TASK GOAL
Report how many lines below contain the word "NEGOCIOS", and give only that number.

Stored records
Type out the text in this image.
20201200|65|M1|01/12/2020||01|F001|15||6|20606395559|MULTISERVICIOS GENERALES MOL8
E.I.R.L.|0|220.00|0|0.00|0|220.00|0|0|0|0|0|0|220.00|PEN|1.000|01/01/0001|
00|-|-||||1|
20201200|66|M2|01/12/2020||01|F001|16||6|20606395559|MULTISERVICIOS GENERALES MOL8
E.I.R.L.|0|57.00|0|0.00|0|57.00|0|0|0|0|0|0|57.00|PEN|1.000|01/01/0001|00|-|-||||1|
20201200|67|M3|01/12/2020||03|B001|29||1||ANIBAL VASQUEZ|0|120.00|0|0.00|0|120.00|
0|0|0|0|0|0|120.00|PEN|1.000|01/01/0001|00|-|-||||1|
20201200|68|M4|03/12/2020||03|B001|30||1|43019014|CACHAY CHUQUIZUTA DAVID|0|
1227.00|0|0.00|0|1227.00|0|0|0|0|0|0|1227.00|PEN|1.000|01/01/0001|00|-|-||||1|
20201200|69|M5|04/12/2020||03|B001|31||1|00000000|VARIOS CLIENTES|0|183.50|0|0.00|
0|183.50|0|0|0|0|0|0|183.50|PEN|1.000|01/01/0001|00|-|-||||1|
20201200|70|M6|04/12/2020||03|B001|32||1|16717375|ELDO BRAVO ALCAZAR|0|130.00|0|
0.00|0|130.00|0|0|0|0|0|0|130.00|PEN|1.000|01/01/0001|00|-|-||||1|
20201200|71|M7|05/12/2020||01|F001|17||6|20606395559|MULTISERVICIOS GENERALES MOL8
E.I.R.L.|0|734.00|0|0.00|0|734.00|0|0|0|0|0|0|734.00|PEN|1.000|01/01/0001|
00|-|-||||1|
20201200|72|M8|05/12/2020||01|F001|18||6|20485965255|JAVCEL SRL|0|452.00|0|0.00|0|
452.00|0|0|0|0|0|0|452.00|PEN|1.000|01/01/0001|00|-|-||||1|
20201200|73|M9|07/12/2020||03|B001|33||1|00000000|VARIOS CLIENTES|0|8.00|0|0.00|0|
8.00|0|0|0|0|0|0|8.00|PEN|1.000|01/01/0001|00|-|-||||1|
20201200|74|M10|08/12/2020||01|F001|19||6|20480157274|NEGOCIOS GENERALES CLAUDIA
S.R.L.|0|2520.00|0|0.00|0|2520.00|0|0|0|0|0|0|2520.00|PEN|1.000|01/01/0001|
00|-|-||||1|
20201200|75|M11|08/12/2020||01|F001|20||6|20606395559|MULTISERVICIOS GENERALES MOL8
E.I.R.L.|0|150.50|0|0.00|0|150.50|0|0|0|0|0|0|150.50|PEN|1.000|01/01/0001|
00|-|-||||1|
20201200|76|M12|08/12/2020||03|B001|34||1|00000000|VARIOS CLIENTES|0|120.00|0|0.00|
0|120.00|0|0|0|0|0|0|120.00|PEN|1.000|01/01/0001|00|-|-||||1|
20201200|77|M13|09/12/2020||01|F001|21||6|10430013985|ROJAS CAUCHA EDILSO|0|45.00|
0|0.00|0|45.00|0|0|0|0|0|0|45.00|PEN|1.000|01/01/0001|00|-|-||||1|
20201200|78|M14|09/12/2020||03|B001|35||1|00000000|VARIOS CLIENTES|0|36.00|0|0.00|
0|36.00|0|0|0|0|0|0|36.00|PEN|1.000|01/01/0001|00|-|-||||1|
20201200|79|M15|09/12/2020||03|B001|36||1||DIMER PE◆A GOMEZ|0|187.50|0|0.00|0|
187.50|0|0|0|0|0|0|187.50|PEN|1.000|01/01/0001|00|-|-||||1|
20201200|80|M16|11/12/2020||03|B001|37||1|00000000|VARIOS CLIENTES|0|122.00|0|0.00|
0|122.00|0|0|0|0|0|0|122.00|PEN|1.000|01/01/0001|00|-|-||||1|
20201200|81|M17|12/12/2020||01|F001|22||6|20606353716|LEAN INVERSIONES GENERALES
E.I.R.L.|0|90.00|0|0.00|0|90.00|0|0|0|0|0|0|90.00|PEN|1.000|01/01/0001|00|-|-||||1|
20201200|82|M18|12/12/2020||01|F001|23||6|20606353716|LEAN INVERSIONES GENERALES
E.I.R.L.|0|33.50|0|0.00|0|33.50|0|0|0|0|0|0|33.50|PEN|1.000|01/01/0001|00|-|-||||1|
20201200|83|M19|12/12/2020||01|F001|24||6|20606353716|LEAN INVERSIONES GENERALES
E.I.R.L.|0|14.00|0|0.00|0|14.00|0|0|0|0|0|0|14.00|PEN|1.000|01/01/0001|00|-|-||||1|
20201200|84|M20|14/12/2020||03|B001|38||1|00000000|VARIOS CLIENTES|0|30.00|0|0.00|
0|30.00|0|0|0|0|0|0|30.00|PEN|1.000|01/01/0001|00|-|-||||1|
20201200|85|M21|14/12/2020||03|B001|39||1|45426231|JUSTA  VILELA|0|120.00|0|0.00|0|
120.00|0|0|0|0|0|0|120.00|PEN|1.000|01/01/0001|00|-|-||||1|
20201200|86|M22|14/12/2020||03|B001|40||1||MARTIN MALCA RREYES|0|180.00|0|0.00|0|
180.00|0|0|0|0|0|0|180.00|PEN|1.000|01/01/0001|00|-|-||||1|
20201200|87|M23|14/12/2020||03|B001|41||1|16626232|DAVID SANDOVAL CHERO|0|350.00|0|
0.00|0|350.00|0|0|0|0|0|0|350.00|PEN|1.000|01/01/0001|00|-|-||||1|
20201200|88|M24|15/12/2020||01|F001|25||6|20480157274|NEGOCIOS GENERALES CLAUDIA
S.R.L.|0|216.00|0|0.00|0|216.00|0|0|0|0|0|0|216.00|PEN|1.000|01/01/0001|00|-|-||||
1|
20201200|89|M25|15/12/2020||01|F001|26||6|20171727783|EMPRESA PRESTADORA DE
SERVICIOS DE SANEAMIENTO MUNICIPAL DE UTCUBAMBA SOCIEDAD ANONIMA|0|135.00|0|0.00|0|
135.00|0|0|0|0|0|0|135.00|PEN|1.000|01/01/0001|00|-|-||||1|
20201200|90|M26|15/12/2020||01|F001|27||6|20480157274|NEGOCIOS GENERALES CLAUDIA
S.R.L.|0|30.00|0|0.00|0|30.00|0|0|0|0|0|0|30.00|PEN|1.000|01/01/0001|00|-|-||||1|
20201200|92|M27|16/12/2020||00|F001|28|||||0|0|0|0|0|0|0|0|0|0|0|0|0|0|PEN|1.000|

EXERCISE RESPONSE
3